**TASK**
Set down the material below word for word, excluding the pictures.

**ENTRIES PROVIDED**
--- Start ---

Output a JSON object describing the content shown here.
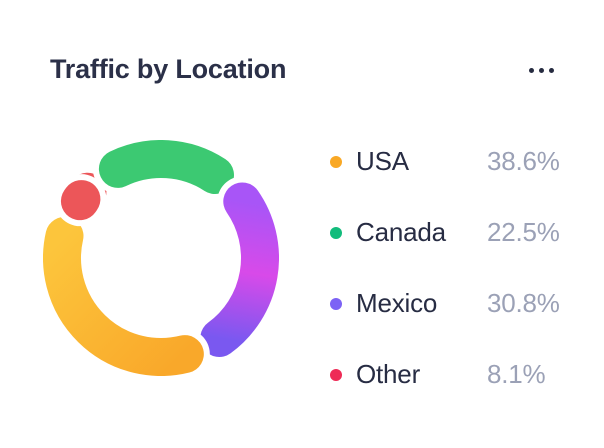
{
  "card": {
    "title": "Traffic by Location",
    "menu_icon": "ellipsis-horizontal"
  },
  "colors": {
    "background": "#ffffff",
    "title_text": "#2b3048",
    "label_text": "#272c43",
    "value_text": "#9ba1b6",
    "menu_dots": "#262b40"
  },
  "chart_data": {
    "type": "donut",
    "title": "Traffic by Location",
    "unit": "%",
    "legend_position": "right",
    "start_angle_deg": 155,
    "clockwise_order": [
      "USA",
      "Other",
      "Canada",
      "Mexico"
    ],
    "draw_order": [
      "Other",
      "Canada",
      "Mexico",
      "USA"
    ],
    "tuck_stub": "Other",
    "segments": [
      {
        "label": "USA",
        "value": 38.6,
        "display": "38.6%",
        "arc_color": [
          "#F9A82A",
          "#FCC53C"
        ],
        "dot_color": "#F9A825"
      },
      {
        "label": "Canada",
        "value": 22.5,
        "display": "22.5%",
        "arc_color": [
          "#3CC972"
        ],
        "dot_color": "#12BC7C"
      },
      {
        "label": "Mexico",
        "value": 30.8,
        "display": "30.8%",
        "arc_color": [
          "#A855F7",
          "#D84AE9",
          "#7A58F0"
        ],
        "dot_color": "#7C62F5"
      },
      {
        "label": "Other",
        "value": 8.1,
        "display": "8.1%",
        "arc_color": [
          "#EC5659"
        ],
        "dot_color": "#EE2B56"
      }
    ]
  }
}
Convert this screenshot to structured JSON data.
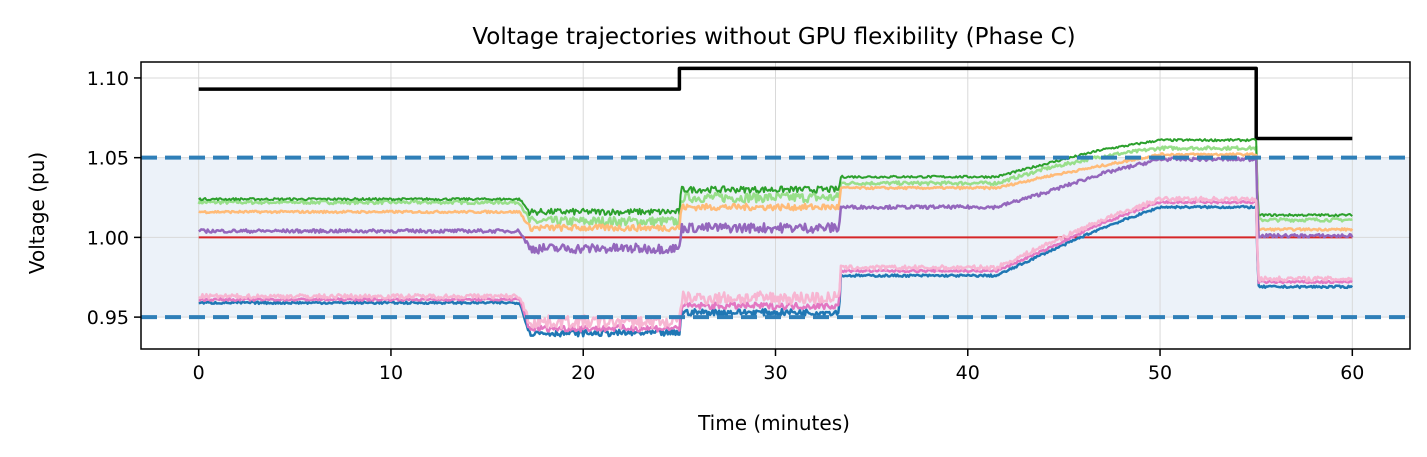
{
  "chart_data": {
    "type": "line",
    "title": "Voltage trajectories without GPU flexibility (Phase C)",
    "xlabel": "Time (minutes)",
    "ylabel": "Voltage (pu)",
    "xlim": [
      -3,
      63
    ],
    "ylim": [
      0.93,
      1.11
    ],
    "xticks": [
      0,
      10,
      20,
      30,
      40,
      50,
      60
    ],
    "xtick_labels": [
      "0",
      "10",
      "20",
      "30",
      "40",
      "50",
      "60"
    ],
    "yticks": [
      0.95,
      1.0,
      1.05,
      1.1
    ],
    "ytick_labels": [
      "0.95",
      "1.00",
      "1.05",
      "1.10"
    ],
    "grid": true,
    "limit_band": {
      "lower": 0.95,
      "upper": 1.05,
      "color": "#dce8f4"
    },
    "limit_line_color": "#2f7fb8",
    "colors": {
      "black": "#000000",
      "red": "#d62728",
      "green": "#2ca02c",
      "light_green": "#98df8a",
      "light_orange": "#ffbb78",
      "purple": "#9467bd",
      "pink": "#f7b6d2",
      "blue": "#1f77b4",
      "magenta": "#e377c2"
    },
    "series": [
      {
        "color": "#000000",
        "width": 3.5,
        "noise": 0,
        "x": [
          0,
          25,
          25,
          55,
          55,
          60
        ],
        "y": [
          1.093,
          1.093,
          1.106,
          1.106,
          1.062,
          1.062
        ]
      },
      {
        "color": "#d62728",
        "width": 2,
        "noise": 0,
        "x": [
          0,
          60
        ],
        "y": [
          1.0,
          1.0
        ]
      },
      {
        "color": "#98df8a",
        "width": 2.5,
        "noise": 0.003,
        "x": [
          0,
          16.7,
          17.2,
          25,
          25.1,
          33.3,
          33.4,
          41.5,
          44,
          47,
          50,
          55,
          55.1,
          60
        ],
        "y": [
          1.022,
          1.022,
          1.01,
          1.01,
          1.025,
          1.025,
          1.034,
          1.034,
          1.043,
          1.051,
          1.056,
          1.056,
          1.011,
          1.011
        ]
      },
      {
        "color": "#2ca02c",
        "width": 2,
        "noise": 0.002,
        "x": [
          0,
          16.7,
          17.2,
          25,
          25.1,
          33.3,
          33.4,
          41.5,
          44,
          47,
          50,
          55,
          55.1,
          60
        ],
        "y": [
          1.024,
          1.024,
          1.016,
          1.016,
          1.03,
          1.03,
          1.038,
          1.038,
          1.046,
          1.055,
          1.061,
          1.061,
          1.014,
          1.014
        ]
      },
      {
        "color": "#ffbb78",
        "width": 2.5,
        "noise": 0.002,
        "x": [
          0,
          16.7,
          17.2,
          25,
          25.1,
          33.3,
          33.4,
          41.5,
          44,
          47,
          50,
          55,
          55.1,
          60
        ],
        "y": [
          1.016,
          1.016,
          1.006,
          1.006,
          1.019,
          1.019,
          1.031,
          1.031,
          1.038,
          1.045,
          1.052,
          1.052,
          1.005,
          1.005
        ]
      },
      {
        "color": "#9467bd",
        "width": 2.5,
        "noise": 0.003,
        "x": [
          0,
          16.7,
          17.2,
          25,
          25.1,
          33.3,
          33.4,
          41.5,
          44,
          47,
          50,
          55,
          55.1,
          60
        ],
        "y": [
          1.004,
          1.004,
          0.993,
          0.993,
          1.006,
          1.006,
          1.019,
          1.019,
          1.028,
          1.04,
          1.049,
          1.049,
          1.001,
          1.001
        ]
      },
      {
        "color": "#1f77b4",
        "width": 2.5,
        "noise": 0.002,
        "x": [
          0,
          16.7,
          17.2,
          25,
          25.1,
          33.3,
          33.4,
          41.5,
          44,
          47,
          50,
          55,
          55.1,
          60
        ],
        "y": [
          0.959,
          0.959,
          0.94,
          0.94,
          0.953,
          0.953,
          0.976,
          0.976,
          0.99,
          1.006,
          1.019,
          1.019,
          0.969,
          0.969
        ]
      },
      {
        "color": "#e377c2",
        "width": 2.5,
        "noise": 0.002,
        "x": [
          0,
          16.7,
          17.2,
          25,
          25.1,
          33.3,
          33.4,
          41.5,
          44,
          47,
          50,
          55,
          55.1,
          60
        ],
        "y": [
          0.961,
          0.961,
          0.943,
          0.943,
          0.957,
          0.957,
          0.979,
          0.979,
          0.992,
          1.009,
          1.022,
          1.022,
          0.972,
          0.972
        ]
      },
      {
        "color": "#f7b6d2",
        "width": 2.5,
        "noise": 0.004,
        "x": [
          0,
          16.7,
          17.2,
          25,
          25.1,
          33.3,
          33.4,
          41.5,
          44,
          47,
          50,
          55,
          55.1,
          60
        ],
        "y": [
          0.963,
          0.963,
          0.947,
          0.947,
          0.962,
          0.962,
          0.981,
          0.981,
          0.995,
          1.011,
          1.024,
          1.024,
          0.974,
          0.974
        ]
      }
    ]
  }
}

--- End ---

**SOLUTION TO THE EXERCISE**
Output a JSON object describing the content shown here.
{
  "card": {
    "title": "Traffic by Location",
    "menu_icon": "ellipsis-horizontal"
  },
  "colors": {
    "background": "#ffffff",
    "title_text": "#2b3048",
    "label_text": "#272c43",
    "value_text": "#9ba1b6",
    "menu_dots": "#262b40"
  },
  "chart_data": {
    "type": "donut",
    "title": "Traffic by Location",
    "unit": "%",
    "legend_position": "right",
    "start_angle_deg": 155,
    "clockwise_order": [
      "USA",
      "Other",
      "Canada",
      "Mexico"
    ],
    "draw_order": [
      "Other",
      "Canada",
      "Mexico",
      "USA"
    ],
    "tuck_stub": "Other",
    "segments": [
      {
        "label": "USA",
        "value": 38.6,
        "display": "38.6%",
        "arc_color": [
          "#F9A82A",
          "#FCC53C"
        ],
        "dot_color": "#F9A825"
      },
      {
        "label": "Canada",
        "value": 22.5,
        "display": "22.5%",
        "arc_color": [
          "#3CC972"
        ],
        "dot_color": "#12BC7C"
      },
      {
        "label": "Mexico",
        "value": 30.8,
        "display": "30.8%",
        "arc_color": [
          "#A855F7",
          "#D84AE9",
          "#7A58F0"
        ],
        "dot_color": "#7C62F5"
      },
      {
        "label": "Other",
        "value": 8.1,
        "display": "8.1%",
        "arc_color": [
          "#EC5659"
        ],
        "dot_color": "#EE2B56"
      }
    ]
  }
}
Convert this screenshot to structured JSON data.
{
  "chart_data": {
    "type": "line",
    "title": "Voltage trajectories without GPU flexibility (Phase C)",
    "xlabel": "Time (minutes)",
    "ylabel": "Voltage (pu)",
    "xlim": [
      -3,
      63
    ],
    "ylim": [
      0.93,
      1.11
    ],
    "xticks": [
      0,
      10,
      20,
      30,
      40,
      50,
      60
    ],
    "xtick_labels": [
      "0",
      "10",
      "20",
      "30",
      "40",
      "50",
      "60"
    ],
    "yticks": [
      0.95,
      1.0,
      1.05,
      1.1
    ],
    "ytick_labels": [
      "0.95",
      "1.00",
      "1.05",
      "1.10"
    ],
    "grid": true,
    "limit_band": {
      "lower": 0.95,
      "upper": 1.05,
      "color": "#dce8f4"
    },
    "limit_line_color": "#2f7fb8",
    "colors": {
      "black": "#000000",
      "red": "#d62728",
      "green": "#2ca02c",
      "light_green": "#98df8a",
      "light_orange": "#ffbb78",
      "purple": "#9467bd",
      "pink": "#f7b6d2",
      "blue": "#1f77b4",
      "magenta": "#e377c2"
    },
    "series": [
      {
        "color": "#000000",
        "width": 3.5,
        "noise": 0,
        "x": [
          0,
          25,
          25,
          55,
          55,
          60
        ],
        "y": [
          1.093,
          1.093,
          1.106,
          1.106,
          1.062,
          1.062
        ]
      },
      {
        "color": "#d62728",
        "width": 2,
        "noise": 0,
        "x": [
          0,
          60
        ],
        "y": [
          1.0,
          1.0
        ]
      },
      {
        "color": "#98df8a",
        "width": 2.5,
        "noise": 0.003,
        "x": [
          0,
          16.7,
          17.2,
          25,
          25.1,
          33.3,
          33.4,
          41.5,
          44,
          47,
          50,
          55,
          55.1,
          60
        ],
        "y": [
          1.022,
          1.022,
          1.01,
          1.01,
          1.025,
          1.025,
          1.034,
          1.034,
          1.043,
          1.051,
          1.056,
          1.056,
          1.011,
          1.011
        ]
      },
      {
        "color": "#2ca02c",
        "width": 2,
        "noise": 0.002,
        "x": [
          0,
          16.7,
          17.2,
          25,
          25.1,
          33.3,
          33.4,
          41.5,
          44,
          47,
          50,
          55,
          55.1,
          60
        ],
        "y": [
          1.024,
          1.024,
          1.016,
          1.016,
          1.03,
          1.03,
          1.038,
          1.038,
          1.046,
          1.055,
          1.061,
          1.061,
          1.014,
          1.014
        ]
      },
      {
        "color": "#ffbb78",
        "width": 2.5,
        "noise": 0.002,
        "x": [
          0,
          16.7,
          17.2,
          25,
          25.1,
          33.3,
          33.4,
          41.5,
          44,
          47,
          50,
          55,
          55.1,
          60
        ],
        "y": [
          1.016,
          1.016,
          1.006,
          1.006,
          1.019,
          1.019,
          1.031,
          1.031,
          1.038,
          1.045,
          1.052,
          1.052,
          1.005,
          1.005
        ]
      },
      {
        "color": "#9467bd",
        "width": 2.5,
        "noise": 0.003,
        "x": [
          0,
          16.7,
          17.2,
          25,
          25.1,
          33.3,
          33.4,
          41.5,
          44,
          47,
          50,
          55,
          55.1,
          60
        ],
        "y": [
          1.004,
          1.004,
          0.993,
          0.993,
          1.006,
          1.006,
          1.019,
          1.019,
          1.028,
          1.04,
          1.049,
          1.049,
          1.001,
          1.001
        ]
      },
      {
        "color": "#1f77b4",
        "width": 2.5,
        "noise": 0.002,
        "x": [
          0,
          16.7,
          17.2,
          25,
          25.1,
          33.3,
          33.4,
          41.5,
          44,
          47,
          50,
          55,
          55.1,
          60
        ],
        "y": [
          0.959,
          0.959,
          0.94,
          0.94,
          0.953,
          0.953,
          0.976,
          0.976,
          0.99,
          1.006,
          1.019,
          1.019,
          0.969,
          0.969
        ]
      },
      {
        "color": "#e377c2",
        "width": 2.5,
        "noise": 0.002,
        "x": [
          0,
          16.7,
          17.2,
          25,
          25.1,
          33.3,
          33.4,
          41.5,
          44,
          47,
          50,
          55,
          55.1,
          60
        ],
        "y": [
          0.961,
          0.961,
          0.943,
          0.943,
          0.957,
          0.957,
          0.979,
          0.979,
          0.992,
          1.009,
          1.022,
          1.022,
          0.972,
          0.972
        ]
      },
      {
        "color": "#f7b6d2",
        "width": 2.5,
        "noise": 0.004,
        "x": [
          0,
          16.7,
          17.2,
          25,
          25.1,
          33.3,
          33.4,
          41.5,
          44,
          47,
          50,
          55,
          55.1,
          60
        ],
        "y": [
          0.963,
          0.963,
          0.947,
          0.947,
          0.962,
          0.962,
          0.981,
          0.981,
          0.995,
          1.011,
          1.024,
          1.024,
          0.974,
          0.974
        ]
      }
    ]
  }
}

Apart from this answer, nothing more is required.